## START

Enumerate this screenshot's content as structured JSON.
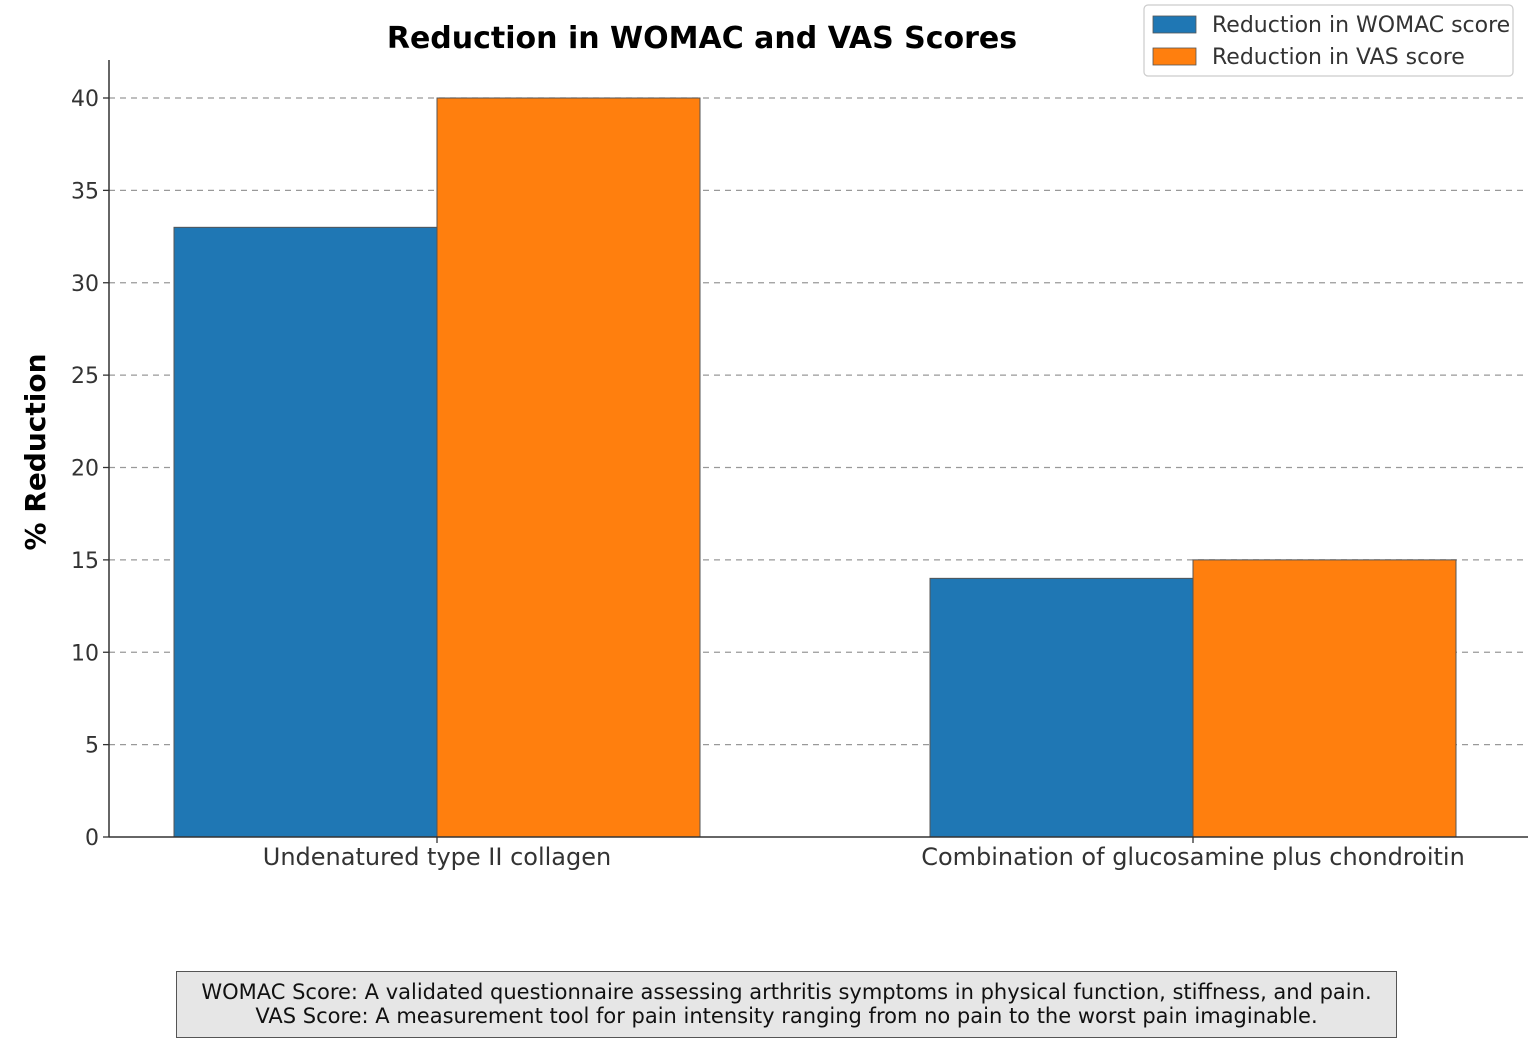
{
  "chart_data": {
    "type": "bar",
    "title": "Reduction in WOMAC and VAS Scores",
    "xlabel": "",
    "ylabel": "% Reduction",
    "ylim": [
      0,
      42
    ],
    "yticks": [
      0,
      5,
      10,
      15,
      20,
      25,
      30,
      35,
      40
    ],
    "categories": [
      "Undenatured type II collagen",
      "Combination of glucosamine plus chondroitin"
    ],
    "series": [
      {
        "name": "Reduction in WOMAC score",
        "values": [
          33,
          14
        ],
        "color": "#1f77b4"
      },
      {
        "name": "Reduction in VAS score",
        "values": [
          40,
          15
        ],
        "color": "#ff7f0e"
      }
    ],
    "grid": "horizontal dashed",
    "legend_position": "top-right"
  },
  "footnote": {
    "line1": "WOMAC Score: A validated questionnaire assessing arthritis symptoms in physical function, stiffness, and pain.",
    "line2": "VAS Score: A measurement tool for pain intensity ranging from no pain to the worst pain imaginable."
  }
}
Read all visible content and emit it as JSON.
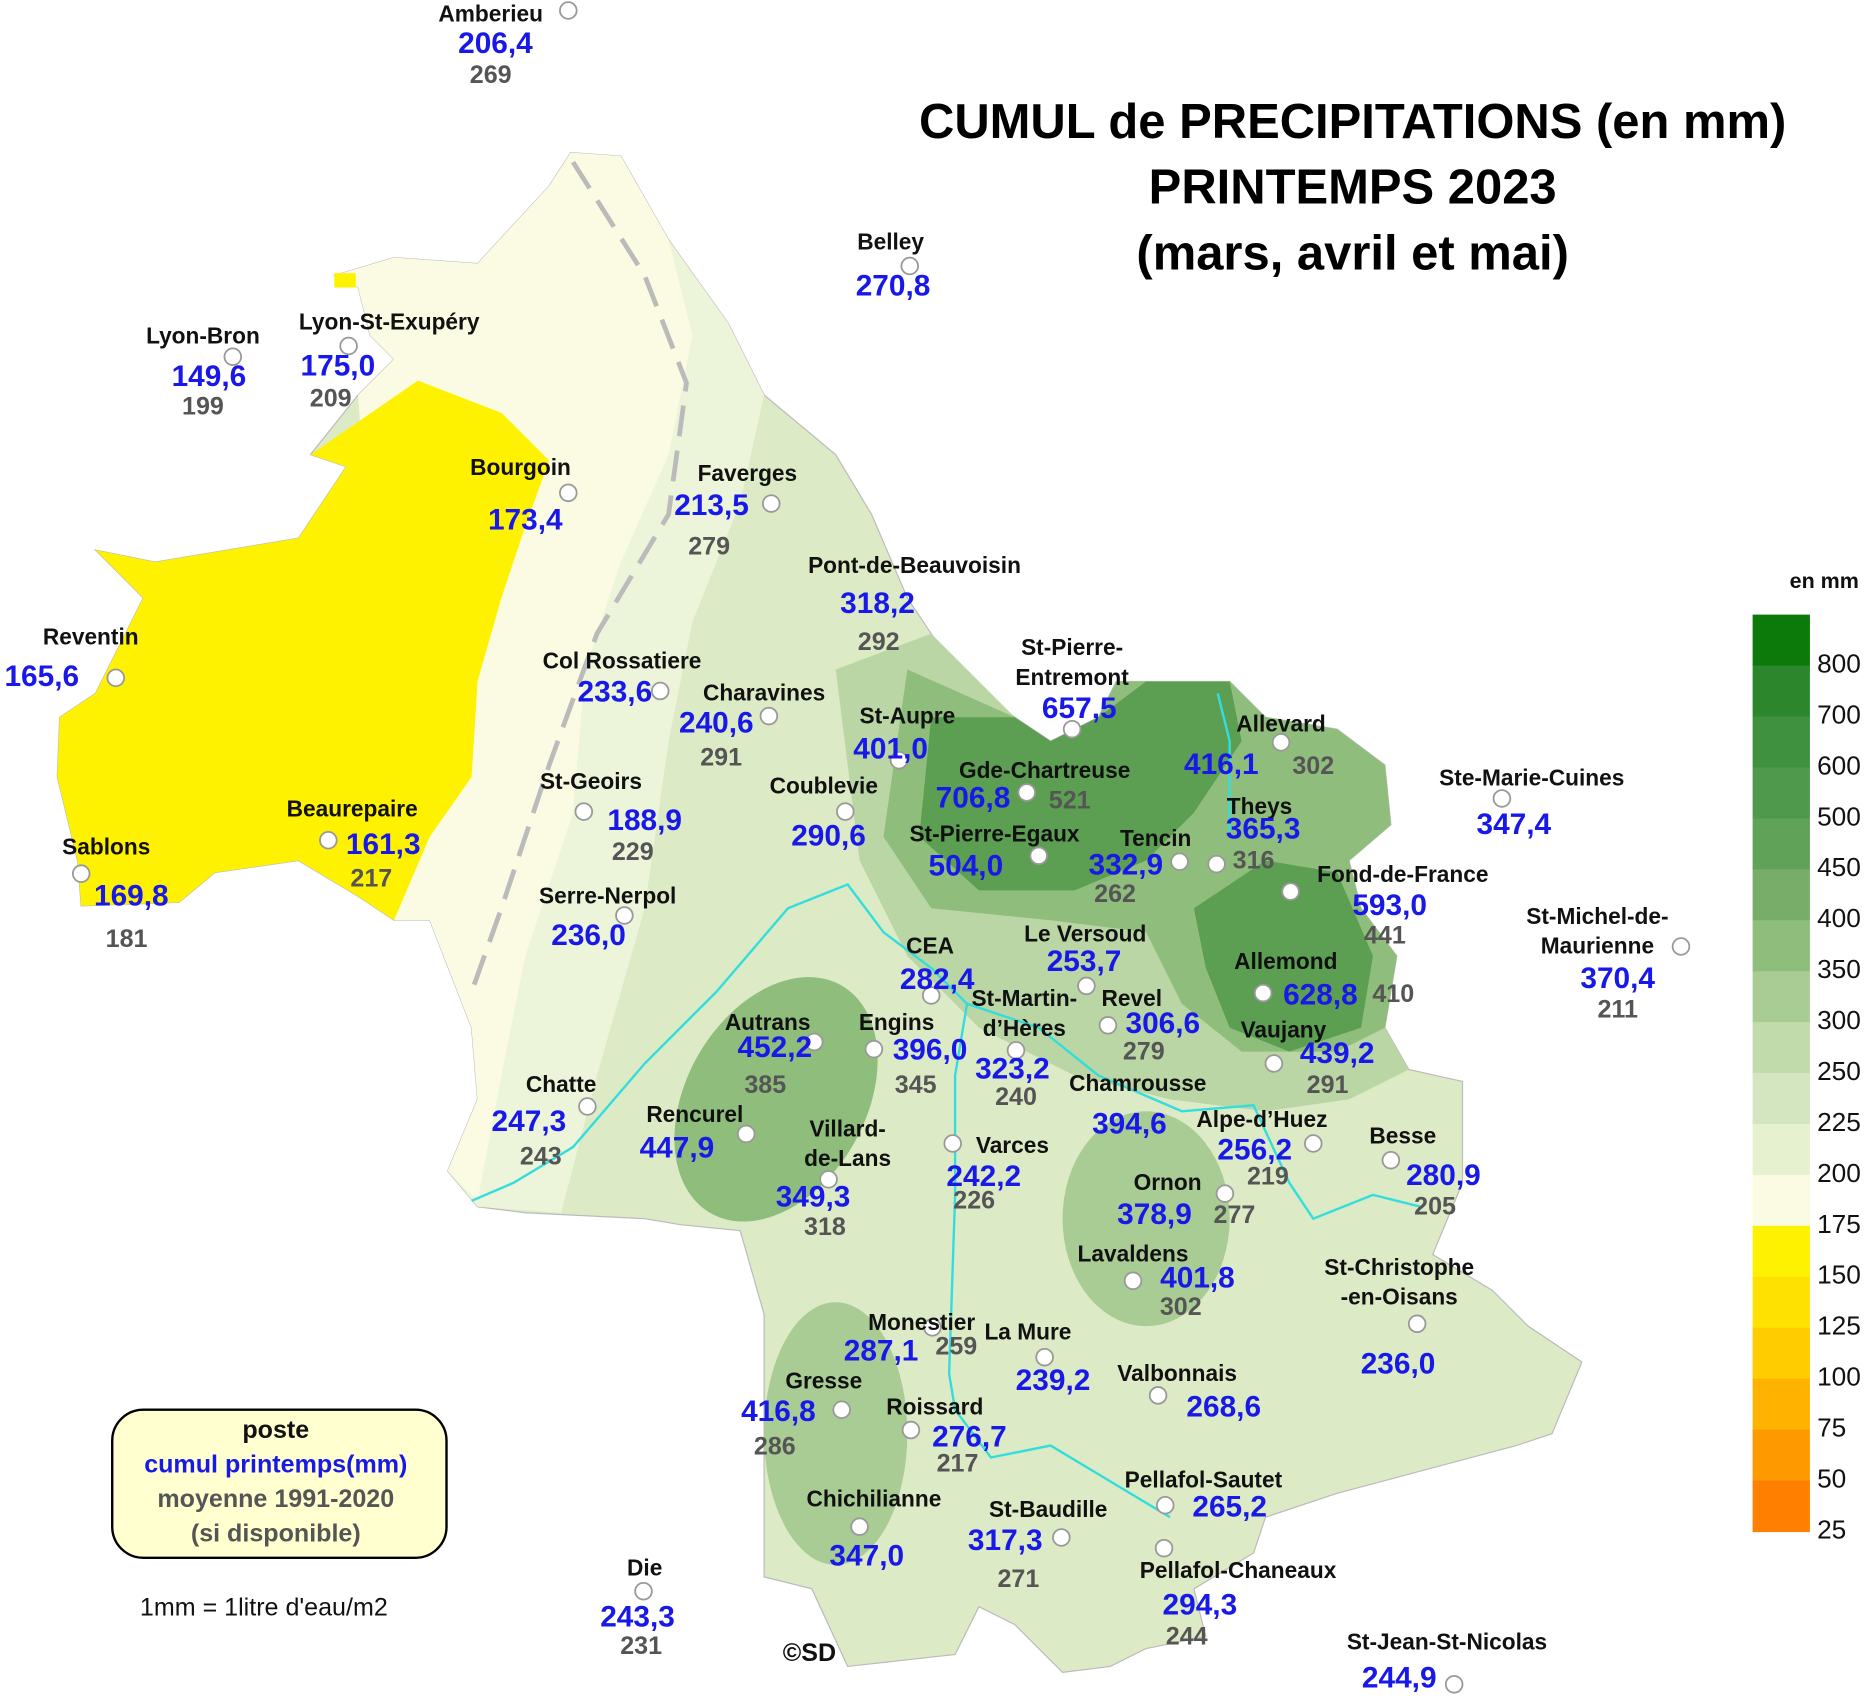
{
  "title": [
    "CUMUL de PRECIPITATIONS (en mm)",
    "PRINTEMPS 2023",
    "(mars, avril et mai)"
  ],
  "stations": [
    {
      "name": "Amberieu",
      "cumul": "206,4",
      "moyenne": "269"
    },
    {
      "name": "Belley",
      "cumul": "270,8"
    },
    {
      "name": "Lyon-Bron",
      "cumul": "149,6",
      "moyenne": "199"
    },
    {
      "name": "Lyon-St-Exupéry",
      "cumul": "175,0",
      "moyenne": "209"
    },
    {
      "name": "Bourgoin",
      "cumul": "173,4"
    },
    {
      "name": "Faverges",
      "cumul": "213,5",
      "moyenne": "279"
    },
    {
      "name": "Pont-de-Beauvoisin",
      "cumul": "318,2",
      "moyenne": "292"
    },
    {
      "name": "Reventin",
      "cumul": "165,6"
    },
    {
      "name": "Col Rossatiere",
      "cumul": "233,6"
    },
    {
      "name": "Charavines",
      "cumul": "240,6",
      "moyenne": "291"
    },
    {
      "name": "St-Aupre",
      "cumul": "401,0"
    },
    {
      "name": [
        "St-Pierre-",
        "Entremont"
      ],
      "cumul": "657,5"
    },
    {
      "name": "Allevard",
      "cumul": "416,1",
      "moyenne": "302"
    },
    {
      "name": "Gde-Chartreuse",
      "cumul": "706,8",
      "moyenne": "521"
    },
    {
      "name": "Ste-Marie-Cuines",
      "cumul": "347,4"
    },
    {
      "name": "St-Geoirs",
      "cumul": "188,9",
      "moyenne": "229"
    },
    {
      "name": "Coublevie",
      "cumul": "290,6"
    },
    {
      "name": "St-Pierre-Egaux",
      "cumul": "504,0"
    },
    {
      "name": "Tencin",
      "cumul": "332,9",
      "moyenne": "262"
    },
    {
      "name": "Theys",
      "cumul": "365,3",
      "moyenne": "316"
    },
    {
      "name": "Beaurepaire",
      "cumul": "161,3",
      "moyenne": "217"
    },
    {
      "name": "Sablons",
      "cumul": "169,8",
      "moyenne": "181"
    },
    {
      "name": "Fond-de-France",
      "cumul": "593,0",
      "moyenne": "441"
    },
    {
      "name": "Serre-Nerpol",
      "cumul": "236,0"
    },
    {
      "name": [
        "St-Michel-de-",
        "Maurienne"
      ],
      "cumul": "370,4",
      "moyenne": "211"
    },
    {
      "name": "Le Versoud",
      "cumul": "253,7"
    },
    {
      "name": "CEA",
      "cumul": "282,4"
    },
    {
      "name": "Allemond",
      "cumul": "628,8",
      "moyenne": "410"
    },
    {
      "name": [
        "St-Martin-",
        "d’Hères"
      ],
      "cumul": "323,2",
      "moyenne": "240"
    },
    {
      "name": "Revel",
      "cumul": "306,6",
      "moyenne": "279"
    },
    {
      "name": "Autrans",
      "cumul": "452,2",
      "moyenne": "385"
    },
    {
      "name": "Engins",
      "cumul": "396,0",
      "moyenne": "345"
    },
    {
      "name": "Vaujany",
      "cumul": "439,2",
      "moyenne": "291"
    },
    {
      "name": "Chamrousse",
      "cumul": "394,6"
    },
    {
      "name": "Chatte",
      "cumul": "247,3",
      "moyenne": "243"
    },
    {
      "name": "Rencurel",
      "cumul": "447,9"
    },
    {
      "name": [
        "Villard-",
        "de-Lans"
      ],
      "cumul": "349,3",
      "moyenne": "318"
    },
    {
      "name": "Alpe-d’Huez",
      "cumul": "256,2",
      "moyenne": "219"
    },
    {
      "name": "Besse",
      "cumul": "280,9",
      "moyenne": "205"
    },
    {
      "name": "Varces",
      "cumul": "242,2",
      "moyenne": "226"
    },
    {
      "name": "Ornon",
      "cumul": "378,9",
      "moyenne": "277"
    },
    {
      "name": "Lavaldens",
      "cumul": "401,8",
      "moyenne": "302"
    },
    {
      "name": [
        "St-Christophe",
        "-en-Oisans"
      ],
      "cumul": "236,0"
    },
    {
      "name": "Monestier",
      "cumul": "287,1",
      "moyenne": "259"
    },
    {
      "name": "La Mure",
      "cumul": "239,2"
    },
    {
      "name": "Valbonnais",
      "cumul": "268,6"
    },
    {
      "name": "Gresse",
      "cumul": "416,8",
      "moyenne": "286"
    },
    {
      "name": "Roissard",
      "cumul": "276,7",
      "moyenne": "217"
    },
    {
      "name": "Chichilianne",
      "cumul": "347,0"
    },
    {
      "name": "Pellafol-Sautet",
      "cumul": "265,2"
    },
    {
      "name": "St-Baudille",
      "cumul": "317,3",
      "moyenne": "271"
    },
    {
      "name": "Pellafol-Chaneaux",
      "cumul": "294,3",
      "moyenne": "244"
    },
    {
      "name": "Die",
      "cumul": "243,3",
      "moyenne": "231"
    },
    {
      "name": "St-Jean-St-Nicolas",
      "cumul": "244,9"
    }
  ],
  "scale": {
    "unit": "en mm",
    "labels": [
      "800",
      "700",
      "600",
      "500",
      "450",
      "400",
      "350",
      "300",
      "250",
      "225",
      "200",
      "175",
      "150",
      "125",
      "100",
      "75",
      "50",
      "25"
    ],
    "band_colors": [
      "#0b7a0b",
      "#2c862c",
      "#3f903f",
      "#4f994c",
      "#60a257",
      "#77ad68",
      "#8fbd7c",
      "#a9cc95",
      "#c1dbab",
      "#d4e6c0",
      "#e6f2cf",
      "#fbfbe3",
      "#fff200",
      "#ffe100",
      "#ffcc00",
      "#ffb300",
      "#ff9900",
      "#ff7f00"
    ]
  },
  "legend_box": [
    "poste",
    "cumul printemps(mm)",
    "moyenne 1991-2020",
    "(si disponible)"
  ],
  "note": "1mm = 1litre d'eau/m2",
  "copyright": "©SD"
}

## END

__Instruction__.
Each line that holds the word "title" should be extracted from the records.

__Task response__.
    "title": "Reduction in WOMAC and VAS Scores",
  "title": [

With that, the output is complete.